What to work on
How many lines of the material below contain the string "José"? Answer with the number and nothing else.

--- Start of Records for processing ---

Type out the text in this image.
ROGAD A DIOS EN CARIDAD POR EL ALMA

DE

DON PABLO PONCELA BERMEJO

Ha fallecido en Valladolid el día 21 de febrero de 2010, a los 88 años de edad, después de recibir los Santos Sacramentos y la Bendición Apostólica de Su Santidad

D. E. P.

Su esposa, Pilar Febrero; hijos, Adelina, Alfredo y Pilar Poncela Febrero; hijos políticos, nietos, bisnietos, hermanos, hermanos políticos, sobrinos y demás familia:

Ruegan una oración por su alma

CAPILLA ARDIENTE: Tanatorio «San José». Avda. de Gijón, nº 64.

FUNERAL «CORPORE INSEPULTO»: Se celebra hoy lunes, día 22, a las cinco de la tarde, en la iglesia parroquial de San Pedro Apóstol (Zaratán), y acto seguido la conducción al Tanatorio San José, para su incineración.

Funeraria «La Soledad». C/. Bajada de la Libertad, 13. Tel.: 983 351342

--- End of Records for processing ---

Full output
2